GIVEN TASK: Wherever the string "Salix" occurs in a line of these records, report that line.

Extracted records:
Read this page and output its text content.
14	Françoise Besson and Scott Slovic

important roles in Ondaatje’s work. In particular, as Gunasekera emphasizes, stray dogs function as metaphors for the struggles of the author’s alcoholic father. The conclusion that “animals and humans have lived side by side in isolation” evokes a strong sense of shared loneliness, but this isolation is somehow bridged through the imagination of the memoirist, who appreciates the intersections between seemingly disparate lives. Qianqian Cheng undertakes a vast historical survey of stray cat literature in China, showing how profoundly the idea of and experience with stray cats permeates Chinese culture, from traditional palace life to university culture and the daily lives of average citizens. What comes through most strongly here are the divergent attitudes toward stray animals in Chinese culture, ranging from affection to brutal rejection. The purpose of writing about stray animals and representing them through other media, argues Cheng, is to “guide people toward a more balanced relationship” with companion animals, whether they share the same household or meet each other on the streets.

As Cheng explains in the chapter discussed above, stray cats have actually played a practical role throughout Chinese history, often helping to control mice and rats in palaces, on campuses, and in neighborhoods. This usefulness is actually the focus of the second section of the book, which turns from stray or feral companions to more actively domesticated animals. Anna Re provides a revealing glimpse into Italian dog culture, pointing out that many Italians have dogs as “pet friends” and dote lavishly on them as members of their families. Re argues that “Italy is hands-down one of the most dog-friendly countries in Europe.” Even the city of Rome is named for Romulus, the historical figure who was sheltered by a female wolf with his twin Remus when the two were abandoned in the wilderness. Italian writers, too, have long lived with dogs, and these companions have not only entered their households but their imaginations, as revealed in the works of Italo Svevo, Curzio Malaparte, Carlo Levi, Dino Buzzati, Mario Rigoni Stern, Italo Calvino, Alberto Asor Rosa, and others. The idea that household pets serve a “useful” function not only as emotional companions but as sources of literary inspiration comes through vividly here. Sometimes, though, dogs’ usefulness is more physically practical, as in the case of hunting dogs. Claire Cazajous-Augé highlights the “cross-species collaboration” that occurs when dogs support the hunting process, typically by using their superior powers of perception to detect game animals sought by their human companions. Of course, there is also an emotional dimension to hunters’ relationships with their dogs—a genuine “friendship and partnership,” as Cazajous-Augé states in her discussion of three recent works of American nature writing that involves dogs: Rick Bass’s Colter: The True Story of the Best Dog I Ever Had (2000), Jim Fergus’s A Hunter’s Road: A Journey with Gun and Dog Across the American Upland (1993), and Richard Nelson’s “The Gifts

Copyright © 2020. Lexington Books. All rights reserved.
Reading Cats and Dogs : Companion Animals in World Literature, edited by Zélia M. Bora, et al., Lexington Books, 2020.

---

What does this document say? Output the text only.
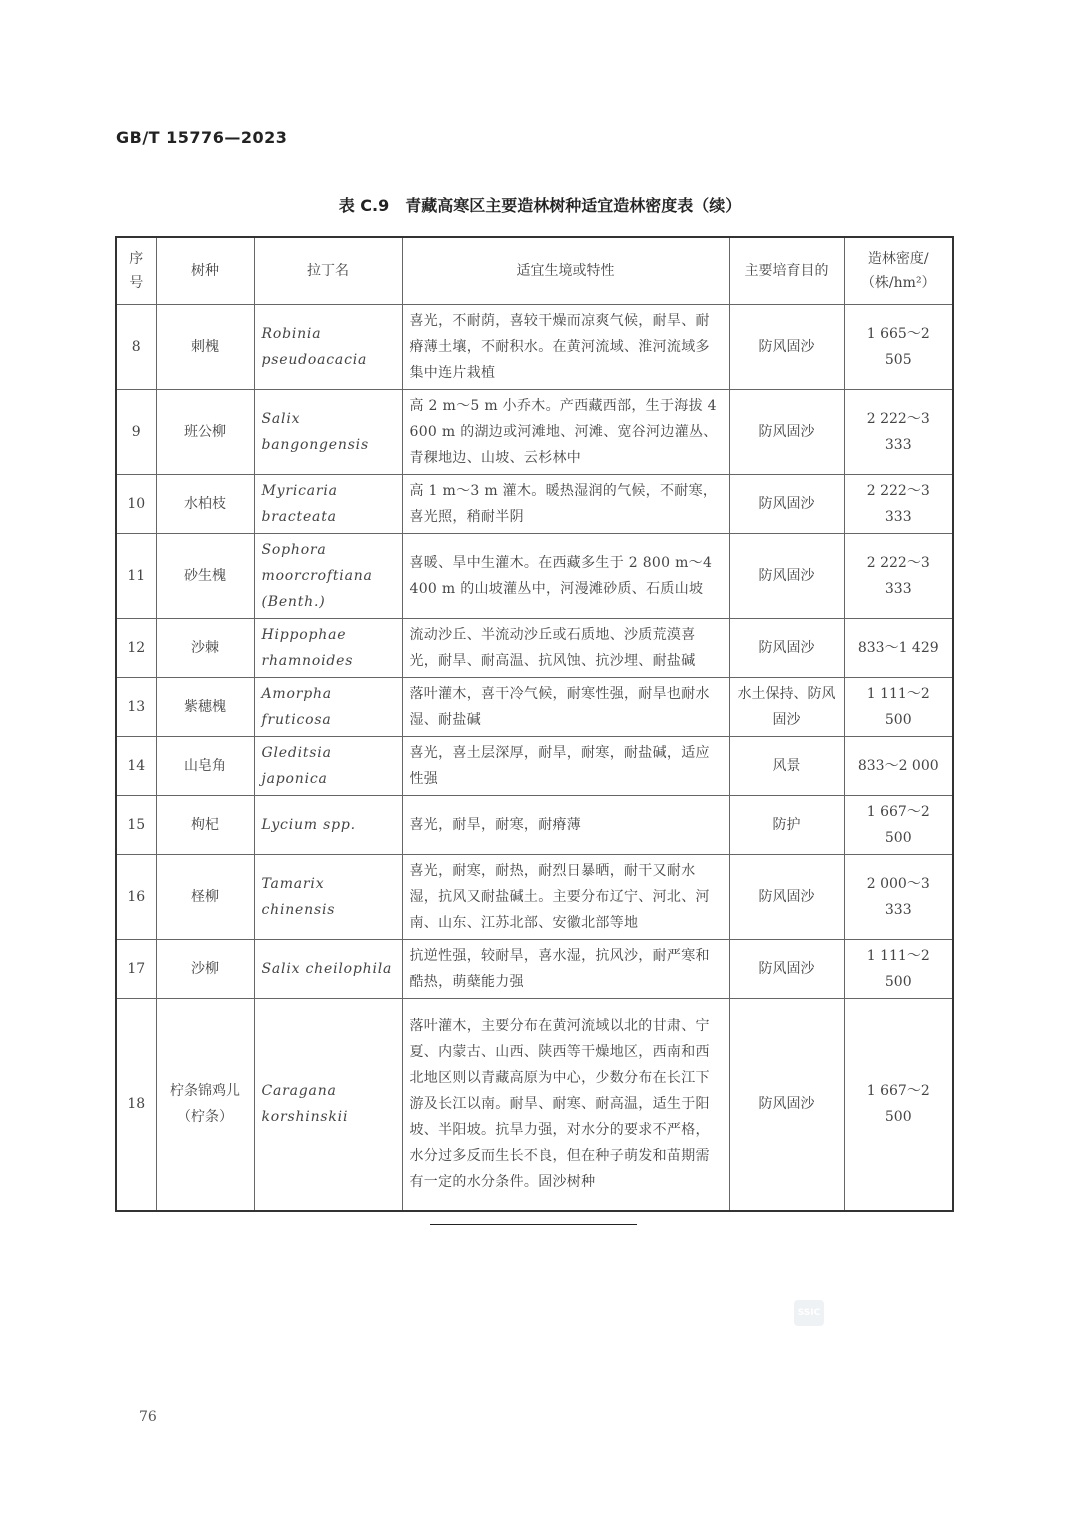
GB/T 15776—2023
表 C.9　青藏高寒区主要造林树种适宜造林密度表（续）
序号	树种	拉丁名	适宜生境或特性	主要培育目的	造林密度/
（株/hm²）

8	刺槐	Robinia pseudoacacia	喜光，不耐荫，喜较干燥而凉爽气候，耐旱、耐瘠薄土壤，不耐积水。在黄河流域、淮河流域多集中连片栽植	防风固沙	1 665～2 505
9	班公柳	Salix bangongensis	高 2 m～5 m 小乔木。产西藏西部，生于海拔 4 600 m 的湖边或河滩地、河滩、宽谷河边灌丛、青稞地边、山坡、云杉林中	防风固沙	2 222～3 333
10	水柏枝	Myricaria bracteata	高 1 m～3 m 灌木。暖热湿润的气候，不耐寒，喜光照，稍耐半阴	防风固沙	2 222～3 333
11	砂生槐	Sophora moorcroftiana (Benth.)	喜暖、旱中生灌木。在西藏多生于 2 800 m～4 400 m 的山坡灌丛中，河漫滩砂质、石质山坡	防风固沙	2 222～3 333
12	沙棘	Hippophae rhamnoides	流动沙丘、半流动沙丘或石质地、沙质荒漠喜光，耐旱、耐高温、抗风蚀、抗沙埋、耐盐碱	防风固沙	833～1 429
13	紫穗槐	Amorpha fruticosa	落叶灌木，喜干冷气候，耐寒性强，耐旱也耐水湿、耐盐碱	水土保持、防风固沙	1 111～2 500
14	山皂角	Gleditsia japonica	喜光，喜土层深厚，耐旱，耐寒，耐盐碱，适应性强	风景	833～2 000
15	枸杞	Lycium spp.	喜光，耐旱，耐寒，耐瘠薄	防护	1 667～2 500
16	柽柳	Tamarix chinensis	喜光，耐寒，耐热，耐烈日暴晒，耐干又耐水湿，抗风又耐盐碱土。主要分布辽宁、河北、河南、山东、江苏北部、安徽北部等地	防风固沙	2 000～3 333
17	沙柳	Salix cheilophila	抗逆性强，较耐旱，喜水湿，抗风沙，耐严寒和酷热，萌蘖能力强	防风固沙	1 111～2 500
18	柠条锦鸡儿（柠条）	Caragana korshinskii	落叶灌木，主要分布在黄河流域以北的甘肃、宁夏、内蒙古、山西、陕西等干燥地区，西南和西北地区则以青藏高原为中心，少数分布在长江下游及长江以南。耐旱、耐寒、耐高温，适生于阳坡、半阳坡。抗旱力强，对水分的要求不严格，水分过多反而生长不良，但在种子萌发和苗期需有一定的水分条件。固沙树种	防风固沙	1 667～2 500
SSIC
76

---

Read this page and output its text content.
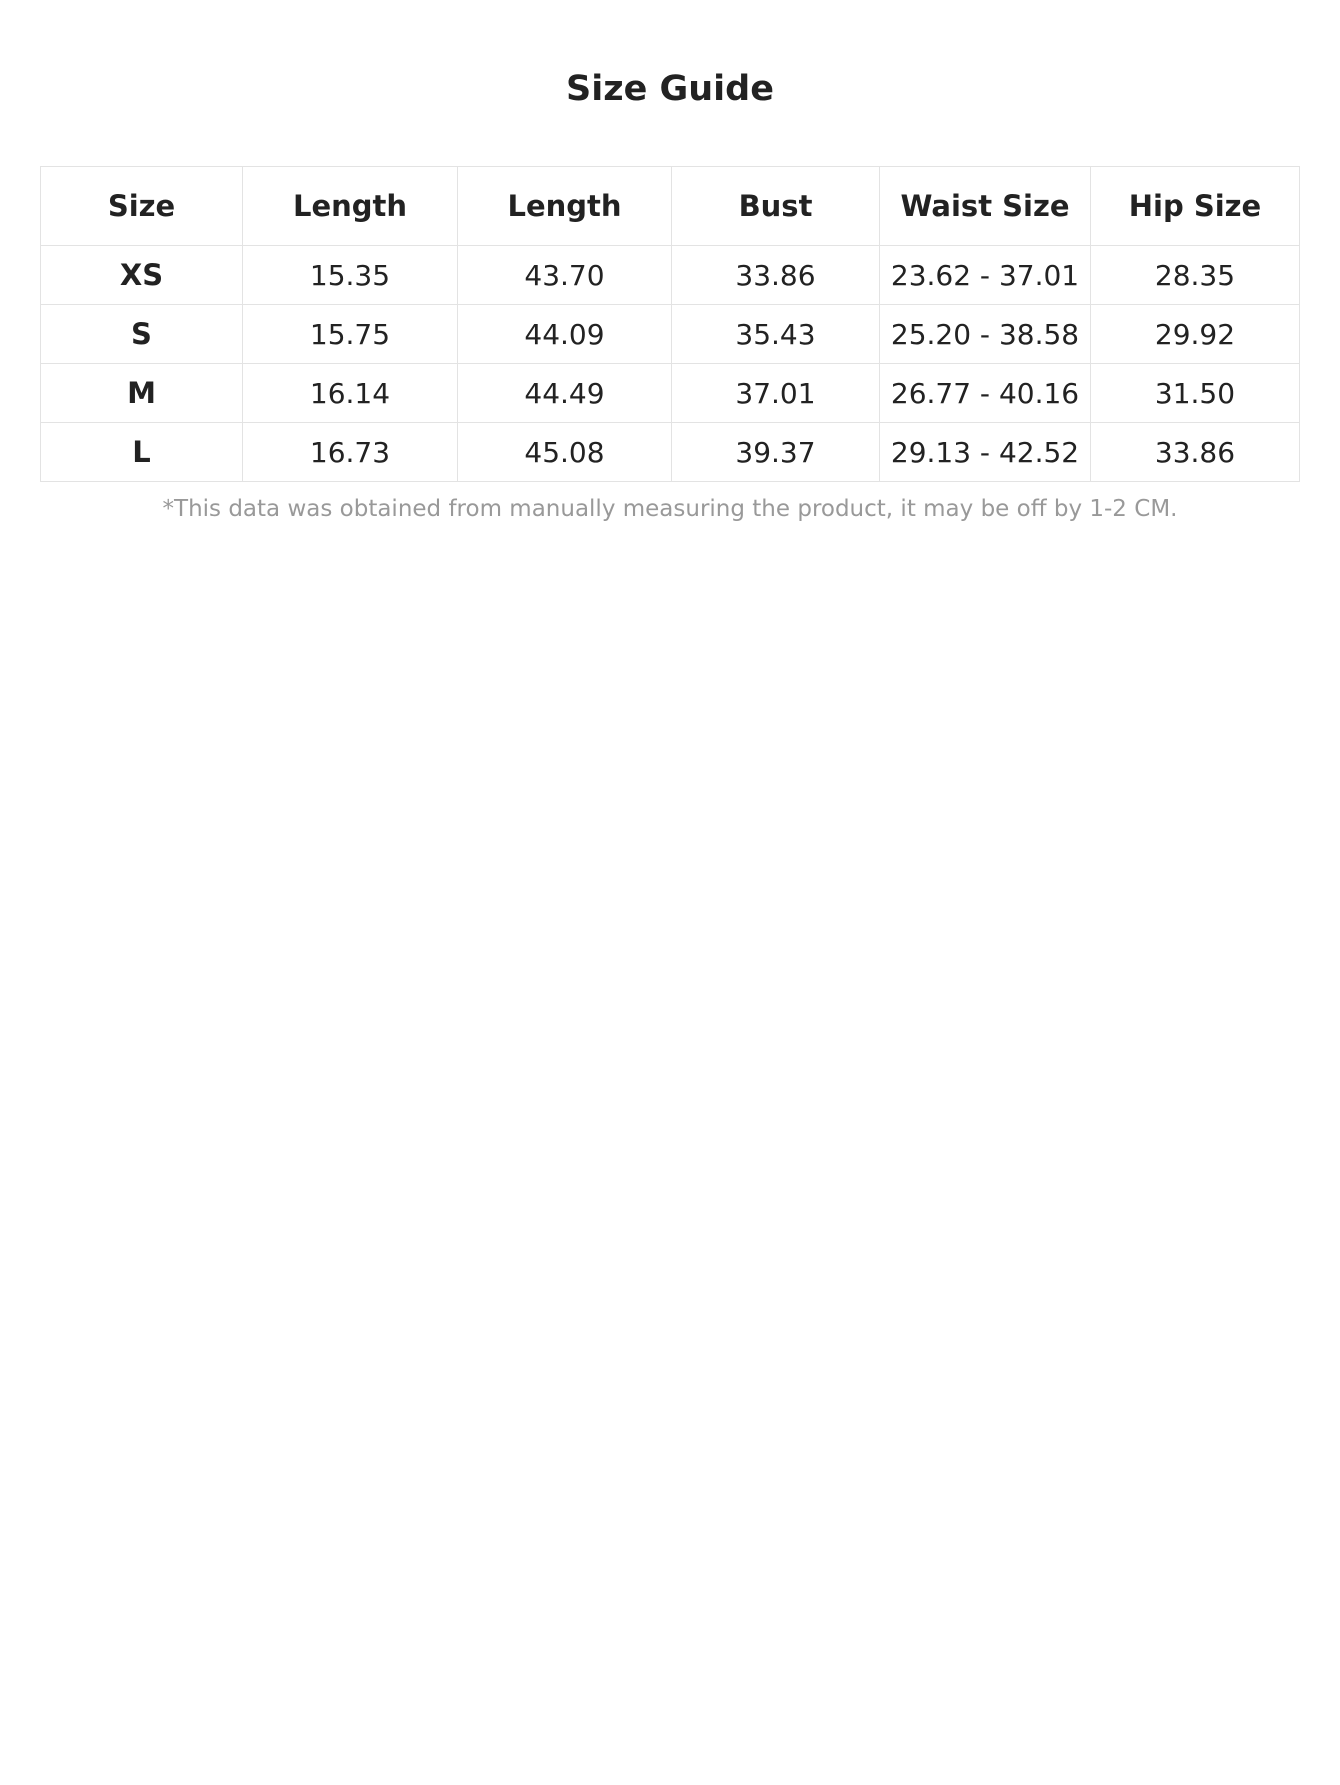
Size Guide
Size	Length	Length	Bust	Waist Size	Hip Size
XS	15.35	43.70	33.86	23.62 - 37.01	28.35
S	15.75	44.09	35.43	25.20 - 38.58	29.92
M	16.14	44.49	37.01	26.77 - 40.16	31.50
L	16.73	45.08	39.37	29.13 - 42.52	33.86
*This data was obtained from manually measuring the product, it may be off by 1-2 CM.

ANSWER IN FULL:
9	班公柳	Salix bangongensis	高 2 m～5 m 小乔木。产西藏西部，生于海拔 4 600 m 的湖边或河滩地、河滩、宽谷河边灌丛、青稞地边、山坡、云杉林中	防风固沙	2 222～3 333
17	沙柳	Salix cheilophila	抗逆性强，较耐旱，喜水湿，抗风沙，耐严寒和酷热，萌蘖能力强	防风固沙	1 111～2 500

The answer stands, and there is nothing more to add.